RAW DATA:
--------------------------------

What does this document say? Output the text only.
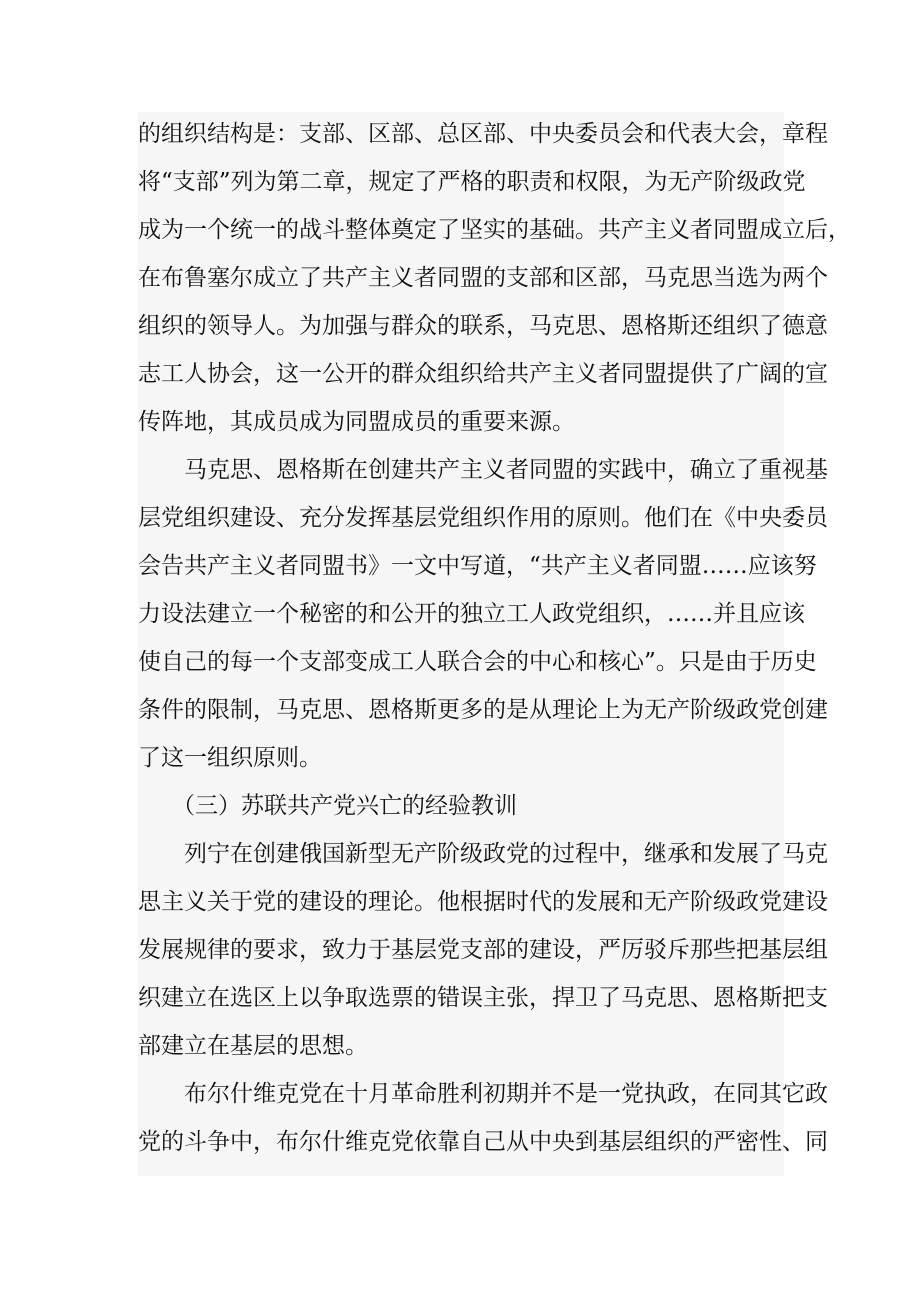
的组织结构是：支部、区部、总区部、中央委员会和代表大会，章程
将“支部”列为第二章，规定了严格的职责和权限，为无产阶级政党
成为一个统一的战斗整体奠定了坚实的基础。共产主义者同盟成立后，
在布鲁塞尔成立了共产主义者同盟的支部和区部，马克思当选为两个
组织的领导人。为加强与群众的联系，马克思、恩格斯还组织了德意
志工人协会，这一公开的群众组织给共产主义者同盟提供了广阔的宣
传阵地，其成员成为同盟成员的重要来源。
马克思、恩格斯在创建共产主义者同盟的实践中，确立了重视基
层党组织建设、充分发挥基层党组织作用的原则。他们在《中央委员
会告共产主义者同盟书》一文中写道，“共产主义者同盟……应该努
力设法建立一个秘密的和公开的独立工人政党组织，……并且应该
使自己的每一个支部变成工人联合会的中心和核心”。只是由于历史
条件的限制，马克思、恩格斯更多的是从理论上为无产阶级政党创建
了这一组织原则。
（三）苏联共产党兴亡的经验教训
列宁在创建俄国新型无产阶级政党的过程中，继承和发展了马克
思主义关于党的建设的理论。他根据时代的发展和无产阶级政党建设
发展规律的要求，致力于基层党支部的建设，严厉驳斥那些把基层组
织建立在选区上以争取选票的错误主张，捍卫了马克思、恩格斯把支
部建立在基层的思想。
布尔什维克党在十月革命胜利初期并不是一党执政，在同其它政
党的斗争中，布尔什维克党依靠自己从中央到基层组织的严密性、同
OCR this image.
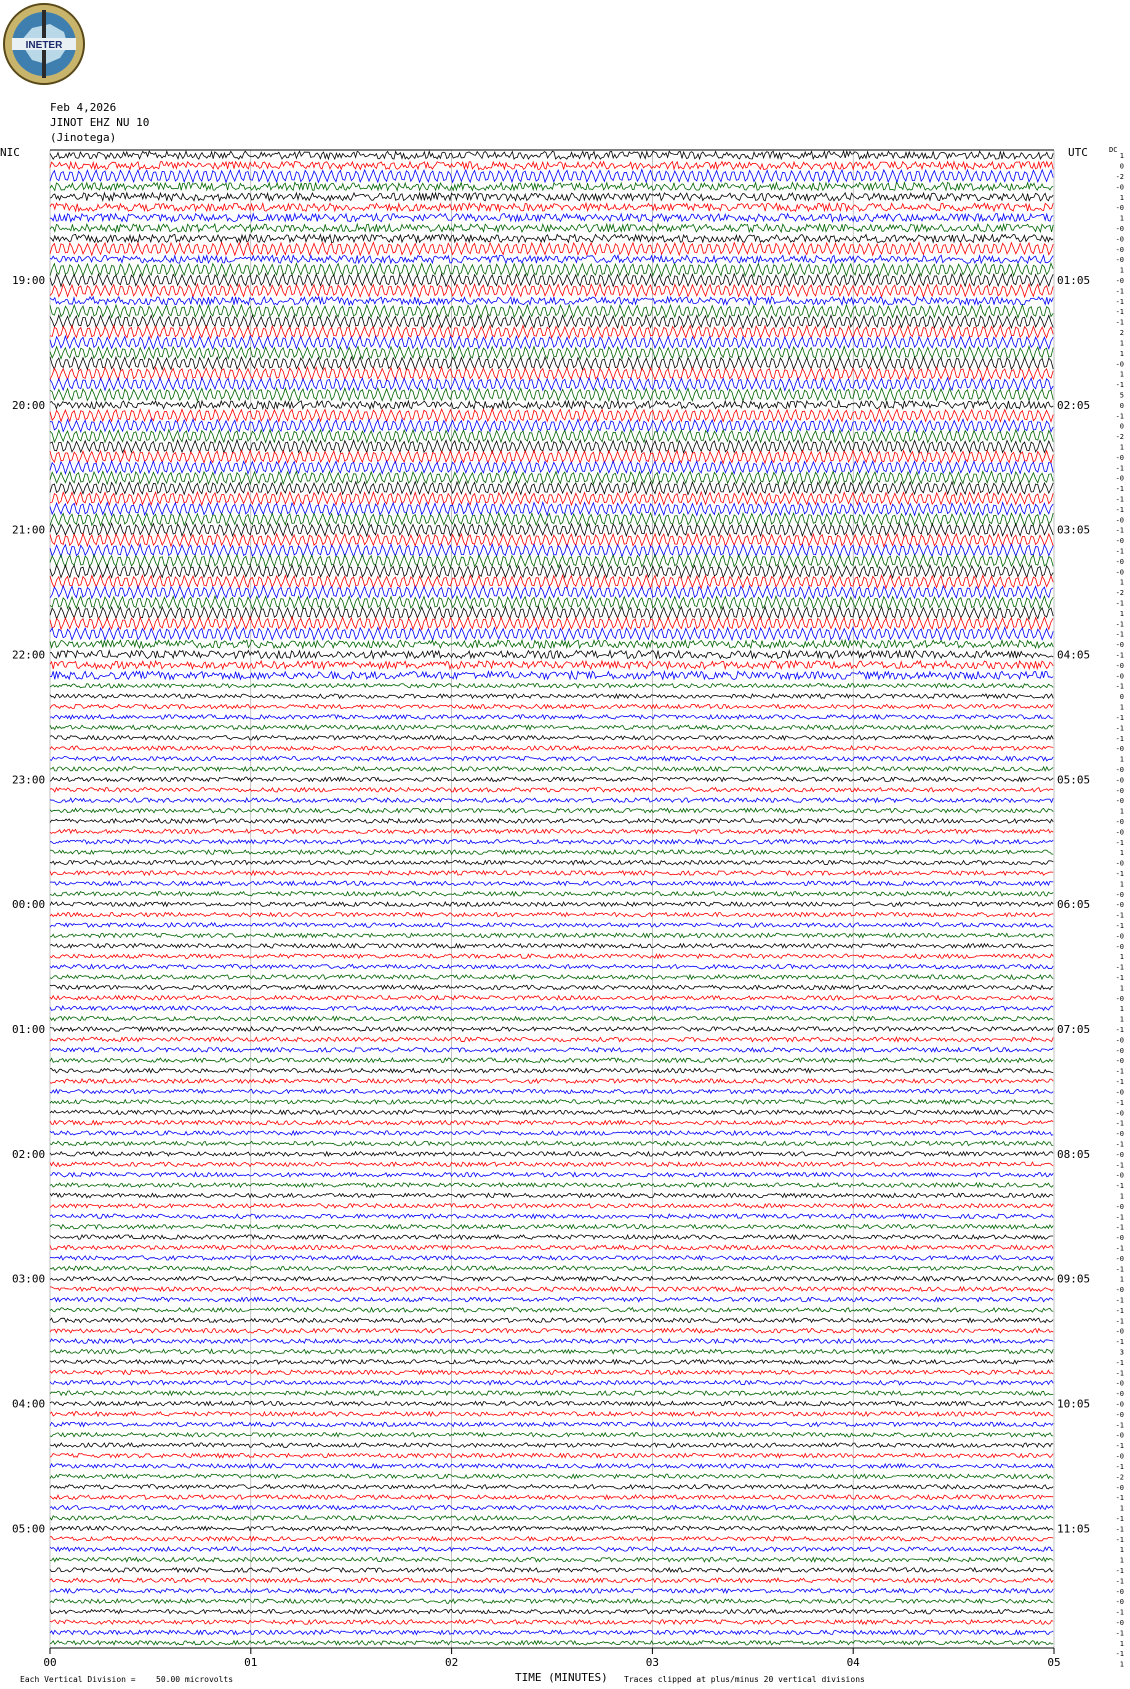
INETER
Feb 4,2026
JINOT EHZ NU 10
(Jinotega)
19:00
20:00
21:00
22:00
23:00
00:00
01:00
02:00
03:00
04:00
05:00
01:05
02:05
03:05
04:05
05:05
06:05
07:05
08:05
09:05
10:05
11:05
1
0
-2
-0
1
-0
1
-0
-0
-0
-0
1
-0
-1
-1
-1
-1
2
1
1
-0
1
-1
5
0
-1
0
-2
1
-0
-1
-0
-1
-1
-1
-0
-1
-0
-1
-0
-0
1
-2
-1
1
-1
-1
-0
-1
-0
-0
-1
0
1
-1
-1
-1
-0
1
-0
-0
-0
-0
1
-0
-0
-1
1
-0
-1
1
-0
-0
-1
-1
-0
-0
1
-1
-1
1
-0
1
1
-1
-0
-0
-0
-1
-1
-0
-1
-0
-1
-0
-1
-0
-1
-0
-1
1
-0
-1
-1
-0
-1
-0
-1
1
-0
-1
-1
-1
-0
-1
3
-1
-1
-0
-0
-0
-0
-1
-0
-1
-0
-1
-2
-0
-1
1
-1
-1
-1
1
1
-1
-1
-0
-0
-1
-0
-1
1
-1
1
00	01	02	03	04	05
NIC	UTC	DC
TIME (MINUTES)
Each Vertical Division =	50.00 microvolts	Traces clipped at plus/minus 20 vertical divisions
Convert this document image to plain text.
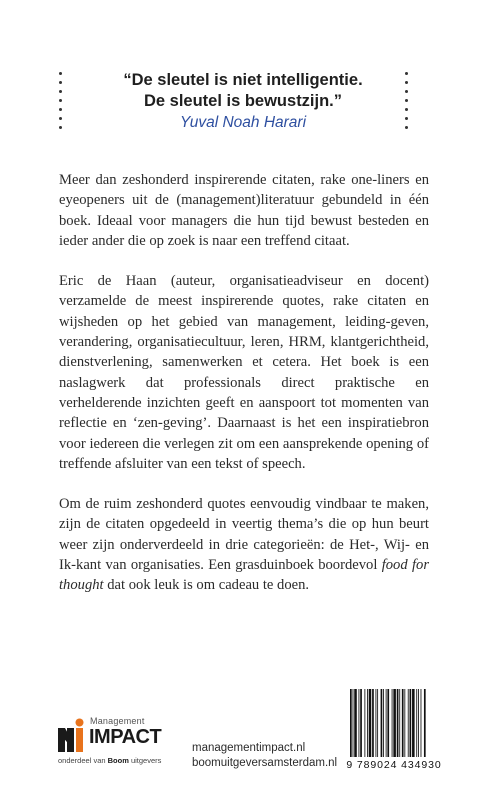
“De sleutel is niet intelligentie.
De sleutel is bewustzijn.”
Yuval Noah Harari

Meer dan zeshonderd inspirerende citaten, rake one-liners en eyeopeners uit de (management)literatuur gebundeld in één boek. Ideaal voor managers die hun tijd bewust besteden en ieder ander die op zoek is naar een treffend citaat.

Eric de Haan (auteur, organisatieadviseur en docent) verzamelde de meest inspirerende quotes, rake citaten en wijsheden op het gebied van management, leiding-geven, verandering, organisatiecultuur, leren, HRM, klantgerichtheid, dienstverlening, samenwerken et cetera. Het boek is een naslagwerk dat professionals direct praktische en verhelderende inzichten geeft en aanspoort tot momenten van reflectie en ‘zen-geving’. Daarnaast is het een inspiratiebron voor iedereen die verlegen zit om een aansprekende opening of treffende afsluiter van een tekst of speech.

Om de ruim zeshonderd quotes eenvoudig vindbaar te maken, zijn de citaten opgedeeld in veertig thema’s die op hun beurt weer zijn onderverdeeld in drie categorieën: de Het-, Wij- en Ik-kant van organisaties. Een grasduinboek boordevol food for thought dat ook leuk is om cadeau te doen.

Management
IMPACT
onderdeel van Boom uitgevers
managementimpact.nl
boomuitgeversamsterdam.nl 9 789024 434930
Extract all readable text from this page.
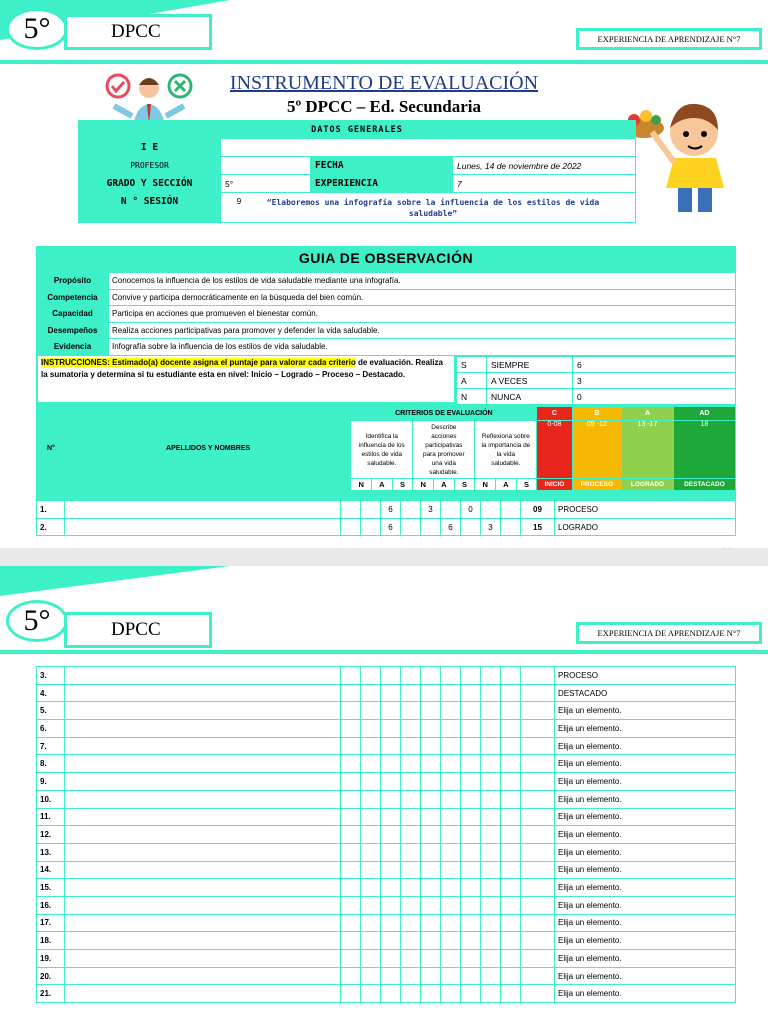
5°	DPCC	EXPERIENCIA DE APRENDIZAJE N°7
INSTRUMENTO DE EVALUACIÓN
5º DPCC – Ed. Secundaria
DATOS GENERALES			
I E			
PROFESOR		FECHA	Lunes, 14 de noviembre de 2022
GRADO Y SECCIÓN	5°	EXPERIENCIA	7
N ° SESIÓN	9 “Elaboremos una infografía sobre la influencia de los estilos de vida saludable”		
GUIA DE OBSERVACIÓN
Propósito	Conocemos la influencia de los estilos de vida saludable mediante una infografía.
Competencia	Convive y participa democráticamente en la búsqueda del bien común.
Capacidad	Participa en acciones que promueven el bienestar común.
Desempeños	Realiza acciones participativas para promover y defender la vida saludable.
Evidencia	Infografía sobre la influencia de los estilos de vida saludable.
INSTRUCCIONES: Estimado(a) docente asigna el puntaje para valorar cada criterio de evaluación. Realiza la sumatoria y determina si tu estudiante esta en nivel: Inicio – Logrado – Proceso – Destacado.
S	SIEMPRE	6
A	A VECES	3
N	NUNCA	0
N°	APELLIDOS Y NOMBRES	CRITERIOS DE EVALUACIÓN									C	B	A	AD
		Identifica la influencia de los estilos de vida saludable.			Describe acciones participativas para promover una vida saludable.			Reflexiona sobre la importancia de la vida saludable.			0-08	09 -12	13 -17	18
		N	A	S	N	A	S	N	A	S	INICIO	PROCESO	LOGRADO	DESTACADO
1.				6		3		0			09	PROCESO
2.				6			6		3		15	LOGRADO
5°	DPCC	EXPERIENCIA DE APRENDIZAJE N°7
3.												PROCESO
4.												DESTACADO
5.												Elija un elemento.
6.												Elija un elemento.
7.												Elija un elemento.
8.												Elija un elemento.
9.												Elija un elemento.
10.												Elija un elemento.
11.												Elija un elemento.
12.												Elija un elemento.
13.												Elija un elemento.
14.												Elija un elemento.
15.												Elija un elemento.
16.												Elija un elemento.
17.												Elija un elemento.
18.												Elija un elemento.
19.												Elija un elemento.
20.												Elija un elemento.
21.												Elija un elemento.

--------------------------------

WORK TO DO:
In the lines above, find each one with "quotes" and list it.

PROBLEM SOLUTION:
Eric de Haan (auteur, organisatieadviseur en docent) verzamelde de meest inspirerende quotes, rake citaten en wijsheden op het gebied van management, leiding-geven, verandering, organisatiecultuur, leren, HRM, klantgerichtheid, dienstverlening, samenwerken et cetera. Het boek is een naslagwerk dat professionals direct praktische en verhelderende inzichten geeft en aanspoort tot momenten van reflectie en ‘zen-geving’. Daarnaast is het een inspiratiebron voor iedereen die verlegen zit om een aansprekende opening of treffende afsluiter van een tekst of speech.
Om de ruim zeshonderd quotes eenvoudig vindbaar te maken, zijn de citaten opgedeeld in veertig thema’s die op hun beurt weer zijn onderverdeeld in drie categorieën: de Het-, Wij- en Ik-kant van organisaties. Een grasduinboek boordevol food for thought dat ook leuk is om cadeau te doen.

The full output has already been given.